* Task directions: Copy the rows below word for word, from the first row through the row containing "pdf-icon: PDF (187, 132, 209, 154)", including that row.

┏━━

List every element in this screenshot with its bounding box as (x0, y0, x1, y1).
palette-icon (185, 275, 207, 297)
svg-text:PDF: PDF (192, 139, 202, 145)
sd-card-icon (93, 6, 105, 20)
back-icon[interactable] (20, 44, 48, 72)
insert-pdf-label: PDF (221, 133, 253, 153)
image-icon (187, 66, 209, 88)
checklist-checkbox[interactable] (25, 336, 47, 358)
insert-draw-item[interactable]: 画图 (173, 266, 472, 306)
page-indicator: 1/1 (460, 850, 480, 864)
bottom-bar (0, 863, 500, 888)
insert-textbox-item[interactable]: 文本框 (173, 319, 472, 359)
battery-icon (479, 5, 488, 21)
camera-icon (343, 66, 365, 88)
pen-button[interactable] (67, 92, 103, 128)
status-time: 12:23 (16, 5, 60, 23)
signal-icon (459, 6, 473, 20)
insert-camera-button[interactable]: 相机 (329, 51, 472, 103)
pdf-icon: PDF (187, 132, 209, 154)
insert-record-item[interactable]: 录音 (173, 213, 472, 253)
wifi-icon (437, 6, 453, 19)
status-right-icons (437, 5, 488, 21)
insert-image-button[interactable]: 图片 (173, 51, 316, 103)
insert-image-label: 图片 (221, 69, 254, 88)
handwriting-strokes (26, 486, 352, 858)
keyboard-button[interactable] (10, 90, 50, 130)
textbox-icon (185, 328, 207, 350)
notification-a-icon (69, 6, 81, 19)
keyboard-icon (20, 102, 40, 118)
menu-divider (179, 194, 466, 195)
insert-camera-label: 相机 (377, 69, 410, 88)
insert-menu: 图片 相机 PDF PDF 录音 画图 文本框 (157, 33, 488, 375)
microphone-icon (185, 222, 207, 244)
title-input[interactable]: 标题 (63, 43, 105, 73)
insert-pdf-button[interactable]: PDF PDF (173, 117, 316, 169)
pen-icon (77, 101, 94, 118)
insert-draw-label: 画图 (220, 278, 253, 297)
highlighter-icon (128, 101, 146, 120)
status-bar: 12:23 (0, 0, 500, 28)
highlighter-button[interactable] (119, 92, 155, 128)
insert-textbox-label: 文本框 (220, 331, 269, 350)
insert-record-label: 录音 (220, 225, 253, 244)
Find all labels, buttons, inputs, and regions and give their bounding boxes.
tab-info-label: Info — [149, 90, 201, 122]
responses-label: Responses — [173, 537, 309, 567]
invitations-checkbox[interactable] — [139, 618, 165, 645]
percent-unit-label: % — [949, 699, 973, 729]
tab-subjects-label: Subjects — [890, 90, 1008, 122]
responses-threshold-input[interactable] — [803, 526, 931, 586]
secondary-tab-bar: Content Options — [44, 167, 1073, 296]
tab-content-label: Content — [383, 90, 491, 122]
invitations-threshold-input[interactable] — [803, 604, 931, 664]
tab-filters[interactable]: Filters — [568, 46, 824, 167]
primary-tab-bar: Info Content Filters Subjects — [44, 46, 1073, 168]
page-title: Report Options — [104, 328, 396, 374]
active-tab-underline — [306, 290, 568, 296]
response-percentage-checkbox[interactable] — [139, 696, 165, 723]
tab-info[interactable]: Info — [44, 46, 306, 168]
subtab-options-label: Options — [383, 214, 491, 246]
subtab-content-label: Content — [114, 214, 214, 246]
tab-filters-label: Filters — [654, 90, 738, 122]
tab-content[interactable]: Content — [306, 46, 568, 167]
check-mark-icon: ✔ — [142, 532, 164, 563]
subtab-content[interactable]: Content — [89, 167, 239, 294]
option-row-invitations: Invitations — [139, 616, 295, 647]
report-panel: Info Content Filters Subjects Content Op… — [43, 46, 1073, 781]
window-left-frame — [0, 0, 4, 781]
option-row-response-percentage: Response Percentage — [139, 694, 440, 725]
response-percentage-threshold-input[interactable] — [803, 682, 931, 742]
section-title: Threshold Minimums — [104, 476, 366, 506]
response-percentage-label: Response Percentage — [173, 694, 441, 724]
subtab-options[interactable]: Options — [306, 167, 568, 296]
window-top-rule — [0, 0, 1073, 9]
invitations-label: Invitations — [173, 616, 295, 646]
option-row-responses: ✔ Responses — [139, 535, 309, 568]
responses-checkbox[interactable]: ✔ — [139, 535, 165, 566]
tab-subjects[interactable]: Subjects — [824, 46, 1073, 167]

┗━━

* Exercise solution:
List every element in this screenshot with its bounding box as (x0, y0, x1, y1).
palette-icon (185, 275, 207, 297)
svg-text:PDF: PDF (192, 139, 202, 145)
sd-card-icon (93, 6, 105, 20)
back-icon[interactable] (20, 44, 48, 72)
insert-pdf-label: PDF (221, 133, 253, 153)
image-icon (187, 66, 209, 88)
checklist-checkbox[interactable] (25, 336, 47, 358)
insert-draw-item[interactable]: 画图 (173, 266, 472, 306)
page-indicator: 1/1 (460, 850, 480, 864)
bottom-bar (0, 863, 500, 888)
insert-textbox-item[interactable]: 文本框 (173, 319, 472, 359)
battery-icon (479, 5, 488, 21)
camera-icon (343, 66, 365, 88)
pen-button[interactable] (67, 92, 103, 128)
status-time: 12:23 (16, 5, 60, 23)
signal-icon (459, 6, 473, 20)
insert-camera-button[interactable]: 相机 (329, 51, 472, 103)
pdf-icon: PDF (187, 132, 209, 154)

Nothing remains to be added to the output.